WHAT TO DO:
Render every entry verbatim.

PROVIDED MATERIAL:
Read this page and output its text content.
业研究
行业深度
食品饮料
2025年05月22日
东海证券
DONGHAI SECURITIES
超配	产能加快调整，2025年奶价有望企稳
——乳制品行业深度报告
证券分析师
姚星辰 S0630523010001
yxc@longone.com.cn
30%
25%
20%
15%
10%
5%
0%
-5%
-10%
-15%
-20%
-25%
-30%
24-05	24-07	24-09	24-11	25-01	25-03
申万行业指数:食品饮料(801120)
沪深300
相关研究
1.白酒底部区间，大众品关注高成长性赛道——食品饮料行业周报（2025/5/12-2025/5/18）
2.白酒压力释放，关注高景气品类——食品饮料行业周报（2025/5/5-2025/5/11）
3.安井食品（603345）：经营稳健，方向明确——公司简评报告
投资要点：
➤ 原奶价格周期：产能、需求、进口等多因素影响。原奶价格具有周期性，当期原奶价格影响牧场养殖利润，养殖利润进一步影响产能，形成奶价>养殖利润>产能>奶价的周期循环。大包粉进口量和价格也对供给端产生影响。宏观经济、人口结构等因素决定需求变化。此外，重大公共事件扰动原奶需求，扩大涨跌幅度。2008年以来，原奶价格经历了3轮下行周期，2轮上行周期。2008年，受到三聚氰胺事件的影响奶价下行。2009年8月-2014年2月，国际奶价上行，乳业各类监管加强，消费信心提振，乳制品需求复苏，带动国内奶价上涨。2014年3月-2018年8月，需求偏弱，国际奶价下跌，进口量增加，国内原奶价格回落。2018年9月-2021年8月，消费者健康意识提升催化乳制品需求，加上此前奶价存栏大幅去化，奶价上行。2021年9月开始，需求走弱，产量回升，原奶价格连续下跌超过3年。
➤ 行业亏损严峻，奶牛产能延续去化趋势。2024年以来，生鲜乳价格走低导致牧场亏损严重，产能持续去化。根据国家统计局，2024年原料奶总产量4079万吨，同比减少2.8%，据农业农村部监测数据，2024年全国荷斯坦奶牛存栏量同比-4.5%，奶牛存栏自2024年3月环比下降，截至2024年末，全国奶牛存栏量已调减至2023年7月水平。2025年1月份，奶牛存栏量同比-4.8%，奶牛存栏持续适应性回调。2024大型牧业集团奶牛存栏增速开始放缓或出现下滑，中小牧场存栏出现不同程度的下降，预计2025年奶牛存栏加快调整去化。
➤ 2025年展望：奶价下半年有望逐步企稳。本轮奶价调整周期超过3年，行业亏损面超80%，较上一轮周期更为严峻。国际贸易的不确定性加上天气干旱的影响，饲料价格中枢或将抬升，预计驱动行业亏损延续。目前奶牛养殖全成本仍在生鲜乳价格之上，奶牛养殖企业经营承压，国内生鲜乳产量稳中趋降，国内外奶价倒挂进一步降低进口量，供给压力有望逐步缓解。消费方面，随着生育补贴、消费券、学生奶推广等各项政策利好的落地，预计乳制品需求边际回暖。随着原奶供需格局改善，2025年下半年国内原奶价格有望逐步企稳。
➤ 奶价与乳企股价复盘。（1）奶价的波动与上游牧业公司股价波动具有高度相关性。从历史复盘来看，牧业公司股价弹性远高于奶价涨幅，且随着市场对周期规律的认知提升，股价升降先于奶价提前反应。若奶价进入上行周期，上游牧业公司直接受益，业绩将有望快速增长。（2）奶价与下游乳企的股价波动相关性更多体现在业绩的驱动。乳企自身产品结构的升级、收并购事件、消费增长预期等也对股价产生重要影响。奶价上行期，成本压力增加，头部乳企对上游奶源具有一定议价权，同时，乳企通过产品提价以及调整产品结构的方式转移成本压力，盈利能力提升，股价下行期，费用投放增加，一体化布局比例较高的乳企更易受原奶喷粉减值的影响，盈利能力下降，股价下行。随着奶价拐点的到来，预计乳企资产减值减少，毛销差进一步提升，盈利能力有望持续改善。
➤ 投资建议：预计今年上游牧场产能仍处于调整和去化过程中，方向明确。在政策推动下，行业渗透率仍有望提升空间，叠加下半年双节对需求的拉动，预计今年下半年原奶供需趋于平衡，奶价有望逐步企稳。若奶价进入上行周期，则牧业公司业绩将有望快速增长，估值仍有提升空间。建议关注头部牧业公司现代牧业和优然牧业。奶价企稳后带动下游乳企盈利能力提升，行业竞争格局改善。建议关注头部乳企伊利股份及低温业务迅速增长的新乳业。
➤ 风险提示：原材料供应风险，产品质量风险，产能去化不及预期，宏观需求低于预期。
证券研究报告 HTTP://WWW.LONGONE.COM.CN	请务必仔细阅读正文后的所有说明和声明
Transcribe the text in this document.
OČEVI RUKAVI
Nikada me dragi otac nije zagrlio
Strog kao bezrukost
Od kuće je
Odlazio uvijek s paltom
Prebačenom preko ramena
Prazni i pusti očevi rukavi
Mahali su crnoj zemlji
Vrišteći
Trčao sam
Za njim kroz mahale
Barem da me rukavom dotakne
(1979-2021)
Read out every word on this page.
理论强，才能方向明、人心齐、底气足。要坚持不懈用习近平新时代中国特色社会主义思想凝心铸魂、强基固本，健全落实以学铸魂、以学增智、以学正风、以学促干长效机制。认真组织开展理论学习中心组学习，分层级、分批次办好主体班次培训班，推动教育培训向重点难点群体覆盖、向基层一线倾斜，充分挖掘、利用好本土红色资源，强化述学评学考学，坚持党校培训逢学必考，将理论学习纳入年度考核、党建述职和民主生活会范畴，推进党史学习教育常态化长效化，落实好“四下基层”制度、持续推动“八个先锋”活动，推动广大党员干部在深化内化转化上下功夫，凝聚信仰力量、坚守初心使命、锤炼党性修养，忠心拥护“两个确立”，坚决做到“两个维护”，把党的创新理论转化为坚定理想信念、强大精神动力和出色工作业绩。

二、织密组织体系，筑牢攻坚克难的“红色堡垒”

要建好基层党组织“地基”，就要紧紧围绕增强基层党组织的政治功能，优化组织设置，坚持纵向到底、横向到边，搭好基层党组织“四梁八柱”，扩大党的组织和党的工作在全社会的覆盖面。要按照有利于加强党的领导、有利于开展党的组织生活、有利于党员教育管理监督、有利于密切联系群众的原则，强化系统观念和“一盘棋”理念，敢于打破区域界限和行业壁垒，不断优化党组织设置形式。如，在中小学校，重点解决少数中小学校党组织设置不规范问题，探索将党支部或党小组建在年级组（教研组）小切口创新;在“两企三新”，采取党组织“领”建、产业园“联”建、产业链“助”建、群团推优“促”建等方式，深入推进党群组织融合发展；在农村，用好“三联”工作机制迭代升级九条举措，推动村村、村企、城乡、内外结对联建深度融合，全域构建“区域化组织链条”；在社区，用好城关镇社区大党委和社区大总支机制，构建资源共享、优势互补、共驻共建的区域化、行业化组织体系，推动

SOLUTION:
Read this page and output its text content.
业研究
行业深度
食品饮料
2025年05月22日
东海证券
DONGHAI SECURITIES
超配	产能加快调整，2025年奶价有望企稳
——乳制品行业深度报告
证券分析师
姚星辰 S0630523010001
yxc@longone.com.cn
30%
25%
20%
15%
10%
5%
0%
-5%
-10%
-15%
-20%
-25%
-30%
24-05	24-07	24-09	24-11	25-01	25-03
申万行业指数:食品饮料(801120)
沪深300
相关研究
1.白酒底部区间，大众品关注高成长性赛道——食品饮料行业周报（2025/5/12-2025/5/18）
2.白酒压力释放，关注高景气品类——食品饮料行业周报（2025/5/5-2025/5/11）
3.安井食品（603345）：经营稳健，方向明确——公司简评报告
投资要点：
➤ 原奶价格周期：产能、需求、进口等多因素影响。原奶价格具有周期性，当期原奶价格影响牧场养殖利润，养殖利润进一步影响产能，形成奶价>养殖利润>产能>奶价的周期循环。大包粉进口量和价格也对供给端产生影响。宏观经济、人口结构等因素决定需求变化。此外，重大公共事件扰动原奶需求，扩大涨跌幅度。2008年以来，原奶价格经历了3轮下行周期，2轮上行周期。2008年，受到三聚氰胺事件的影响奶价下行。2009年8月-2014年2月，国际奶价上行，乳业各类监管加强，消费信心提振，乳制品需求复苏，带动国内奶价上涨。2014年3月-2018年8月，需求偏弱，国际奶价下跌，进口量增加，国内原奶价格回落。2018年9月-2021年8月，消费者健康意识提升催化乳制品需求，加上此前奶价存栏大幅去化，奶价上行。2021年9月开始，需求走弱，产量回升，原奶价格连续下跌超过3年。
➤ 行业亏损严峻，奶牛产能延续去化趋势。2024年以来，生鲜乳价格走低导致牧场亏损严重，产能持续去化。根据国家统计局，2024年原料奶总产量4079万吨，同比减少2.8%，据农业农村部监测数据，2024年全国荷斯坦奶牛存栏量同比-4.5%，奶牛存栏自2024年3月环比下降，截至2024年末，全国奶牛存栏量已调减至2023年7月水平。2025年1月份，奶牛存栏量同比-4.8%，奶牛存栏持续适应性回调。2024大型牧业集团奶牛存栏增速开始放缓或出现下滑，中小牧场存栏出现不同程度的下降，预计2025年奶牛存栏加快调整去化。
➤ 2025年展望：奶价下半年有望逐步企稳。本轮奶价调整周期超过3年，行业亏损面超80%，较上一轮周期更为严峻。国际贸易的不确定性加上天气干旱的影响，饲料价格中枢或将抬升，预计驱动行业亏损延续。目前奶牛养殖全成本仍在生鲜乳价格之上，奶牛养殖企业经营承压，国内生鲜乳产量稳中趋降，国内外奶价倒挂进一步降低进口量，供给压力有望逐步缓解。消费方面，随着生育补贴、消费券、学生奶推广等各项政策利好的落地，预计乳制品需求边际回暖。随着原奶供需格局改善，2025年下半年国内原奶价格有望逐步企稳。
➤ 奶价与乳企股价复盘。（1）奶价的波动与上游牧业公司股价波动具有高度相关性。从历史复盘来看，牧业公司股价弹性远高于奶价涨幅，且随着市场对周期规律的认知提升，股价升降先于奶价提前反应。若奶价进入上行周期，上游牧业公司直接受益，业绩将有望快速增长。（2）奶价与下游乳企的股价波动相关性更多体现在业绩的驱动。乳企自身产品结构的升级、收并购事件、消费增长预期等也对股价产生重要影响。奶价上行期，成本压力增加，头部乳企对上游奶源具有一定议价权，同时，乳企通过产品提价以及调整产品结构的方式转移成本压力，盈利能力提升，股价下行期，费用投放增加，一体化布局比例较高的乳企更易受原奶喷粉减值的影响，盈利能力下降，股价下行。随着奶价拐点的到来，预计乳企资产减值减少，毛销差进一步提升，盈利能力有望持续改善。
➤ 投资建议：预计今年上游牧场产能仍处于调整和去化过程中，方向明确。在政策推动下，行业渗透率仍有望提升空间，叠加下半年双节对需求的拉动，预计今年下半年原奶供需趋于平衡，奶价有望逐步企稳。若奶价进入上行周期，则牧业公司业绩将有望快速增长，估值仍有提升空间。建议关注头部牧业公司现代牧业和优然牧业。奶价企稳后带动下游乳企盈利能力提升，行业竞争格局改善。建议关注头部乳企伊利股份及低温业务迅速增长的新乳业。
➤ 风险提示：原材料供应风险，产品质量风险，产能去化不及预期，宏观需求低于预期。
证券研究报告 HTTP://WWW.LONGONE.COM.CN	请务必仔细阅读正文后的所有说明和声明
Transcribe the text in this document.
OČEVI RUKAVI
Nikada me dragi otac nije zagrlio
Strog kao bezrukost
Od kuće je
Odlazio uvijek s paltom
Prebačenom preko ramena
Prazni i pusti očevi rukavi
Mahali su crnoj zemlji
Vrišteći
Trčao sam
Za njim kroz mahale
Barem da me rukavom dotakne
(1979-2021)
Read out every word on this page.
理论强，才能方向明、人心齐、底气足。要坚持不懈用习近平新时代中国特色社会主义思想凝心铸魂、强基固本，健全落实以学铸魂、以学增智、以学正风、以学促干长效机制。认真组织开展理论学习中心组学习，分层级、分批次办好主体班次培训班，推动教育培训向重点难点群体覆盖、向基层一线倾斜，充分挖掘、利用好本土红色资源，强化述学评学考学，坚持党校培训逢学必考，将理论学习纳入年度考核、党建述职和民主生活会范畴，推进党史学习教育常态化长效化，落实好“四下基层”制度、持续推动“八个先锋”活动，推动广大党员干部在深化内化转化上下功夫，凝聚信仰力量、坚守初心使命、锤炼党性修养，忠心拥护“两个确立”，坚决做到“两个维护”，把党的创新理论转化为坚定理想信念、强大精神动力和出色工作业绩。

二、织密组织体系，筑牢攻坚克难的“红色堡垒”

要建好基层党组织“地基”，就要紧紧围绕增强基层党组织的政治功能，优化组织设置，坚持纵向到底、横向到边，搭好基层党组织“四梁八柱”，扩大党的组织和党的工作在全社会的覆盖面。要按照有利于加强党的领导、有利于开展党的组织生活、有利于党员教育管理监督、有利于密切联系群众的原则，强化系统观念和“一盘棋”理念，敢于打破区域界限和行业壁垒，不断优化党组织设置形式。如，在中小学校，重点解决少数中小学校党组织设置不规范问题，探索将党支部或党小组建在年级组（教研组）小切口创新;在“两企三新”，采取党组织“领”建、产业园“联”建、产业链“助”建、群团推优“促”建等方式，深入推进党群组织融合发展；在农村，用好“三联”工作机制迭代升级九条举措，推动村村、村企、城乡、内外结对联建深度融合，全域构建“区域化组织链条”；在社区，用好城关镇社区大党委和社区大总支机制，构建资源共享、优势互补、共驻共建的区域化、行业化组织体系，推动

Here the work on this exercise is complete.